** OBIETTIVO DELL'ESERCIZIO **
Scrivi il seguito del brano sul proemio di Parmenide e sulle parole della dea, ripartendo subito dopo l'ultima frase riportata.

** BRANO DI LETTURA **
------------------------------------------------------------

La dea, accogliendo l’uomo che sa, così
si pronuncia: finora il tuo sapere non ti ha dato
la risoluzione del vero enigma: che cosa sono
gli uomini? Che significano gli uomini mortali
e mutevoli in un contesto nel quale la verità
assoluta è l’essere immutabile?
Prova a rispondere e afferra la verità
finale:
(7, 5) «risolvi e decidi (krínai) con il
lógos la questione della grande gara
(polýderin), la questione molto contrastata e
contraddittoria, (déris = lotta, gara), dunque la
più importante.»
(8, 51–52) «da qui in poi devi
apprendere le opinioni mortali (dóxas broteías)
ascoltando l’ingannevole (8, 52, apatelón =
suggestiva, una trappola) composizione delle
mie parole.»
L’ordinaria traduzione di apatelón in
seducente non aiuta a rendere la circostanza
che la dea sta proponendo una prova di
sapienza.
*
L’ultima prova da superare consiste
nell’acquisizione della visione che conclude e
dà senso a tutto ciò che l’eroe sa già.
Nel proemio, Parmenide espone
l’esperienza dell’acquisizione della verità
totale, questa esperienza è contenuta nel
viaggio in atto, nell’apertura della Porta dei
sentieri della notte e del giorno, e infine
nell’incontro con la dea che pronuncia le
parole
che
descrivono
il
significato
dell’avvenimento.
Colui che sa, che sa già, non per questo
ha finito di sapere. Colui che tutto ha visto e
conosciuto, deve ora apprendere il significato
di questo tutto che egli sa.
Il sapere conclusivo sta nel cogliere che
cosa voglia dire quanto si è appreso. Il
passaggio dal sapere al capire e, in
conclusione, dal sapere all’essere.
La rivelazione di questo sapere
conclusivo è sotto gli occhi del viaggiatore
rapito sul carro delle figlie del sole, non è
nascosto, è aperto.
Egli deve semplicemente vedere ciò che
è aperto alla sua vista, deve finalmente «sapere
(= vedere)» ciò che già «sa (= ha visto)».
L’evidenza si presta a essere fraintesa,
solamente l’uomo che possiede il sapere ha
accesso alla via giusta per capirne il
significato.

------------------------------------------------------------

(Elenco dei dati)

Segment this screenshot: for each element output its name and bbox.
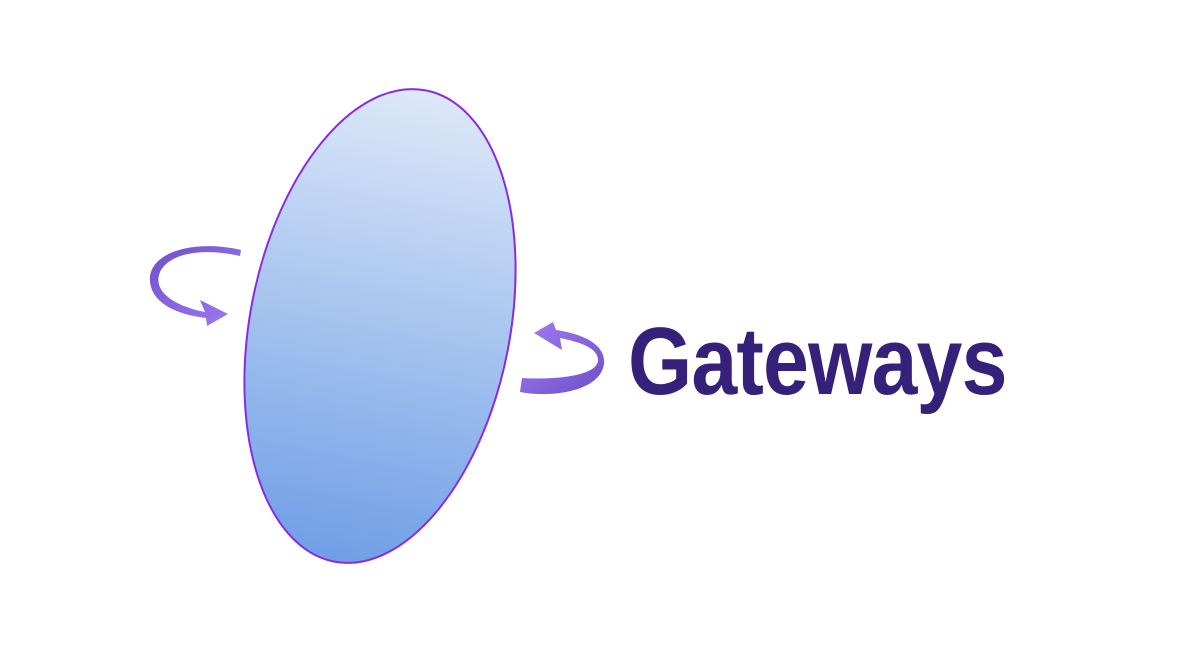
gateways-title: Gateways	[628, 308, 1007, 415]
gateway-portal-icon	[243, 88, 517, 564]
left-rotate-arrow-icon	[149, 246, 241, 326]
right-rotate-arrow-icon	[520, 322, 605, 395]
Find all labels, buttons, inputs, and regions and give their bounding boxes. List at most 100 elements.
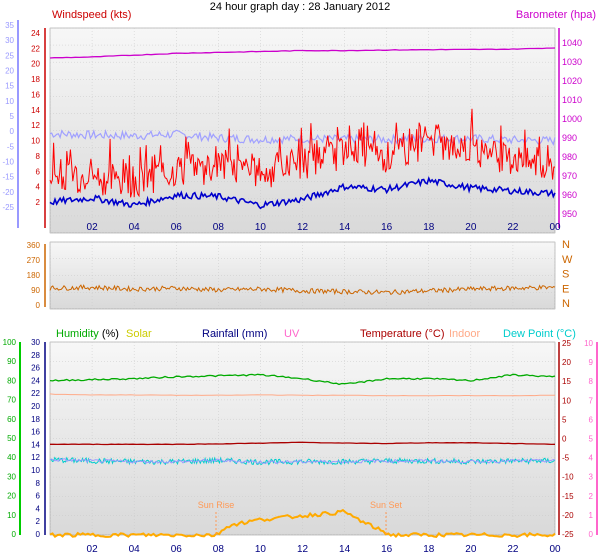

------------------------------------------------------------

** RISULTATO DELL'ESERCIZIO **
Gli erranti mortali danno nomi ai molti
pur non capendo di che si tratti.
*
Abbiamo visto che la perentorietà
dell’affermazione dell’essere deriva dall’autonegazione del non essere.
Del resto, senza avere risolto il
problema costituito dal mondo del non essere
non si potrebbe avere piena coscienza della
verità dell’essere.
Eppure, in definitiva, l’enigma di
Parmenide concerne l’essere.
Questa conclusione troverà conferma
quando emergerà che il problema del non
essere non riguarda il non essere bensì l’essere.
Infatti, non potrebbe andare diversamente dato
che c’è solo l’essere e, dal canto suo, il non
essere non è.
Ma per adesso dobbiamo seguire
l’andamento apparente del viaggio e partire
dalla questione incomprensibile della ragione
per la quale l’errore possa avere cittadinanza
nell’universo omogeneo e immutabile della
piena verità.
*
Il viaggiatore è condotto dalle koûrai
heliádes «dopo avere lasciato le case della
notte, verso la luce, togliendosi con le mani i
veli dal capo». Parmenide, che già sa, viene
dalla notte per arrivare al punto in cui la notte
e il giorno sono congiunti nella stessa sorgente.
Lo sposo delle immortali aurighe (figura
iranica, «il carro dei canti» sta nelle Gatha di
Zarathustra, oltre che in Omero, Iliade) giunge
alla Porta, al centro.
Lì sta la dea che pensando (metísato, 13)
forma il mondo.
Il mondo è una sfera perfetta che si
proietta dal centro senza interruzioni e
omogenea in ogni direzione. Dalla Porta
centrale escono i due sentieri della luce e delle
tenebre, del giorno e della notte, luce e notte
sono le vie del pensare creativo della dea che
sta al centro e tutta la sfera ne risulta formata
di luce e notte.
Colui che sa, giunto alla dea, apprende
la ragione dei molti, il perché i molti sono
molti. Questa ragione è la dea che pensa, e
pensa con un pensiero che è, insieme e
originariamente, luce e notte.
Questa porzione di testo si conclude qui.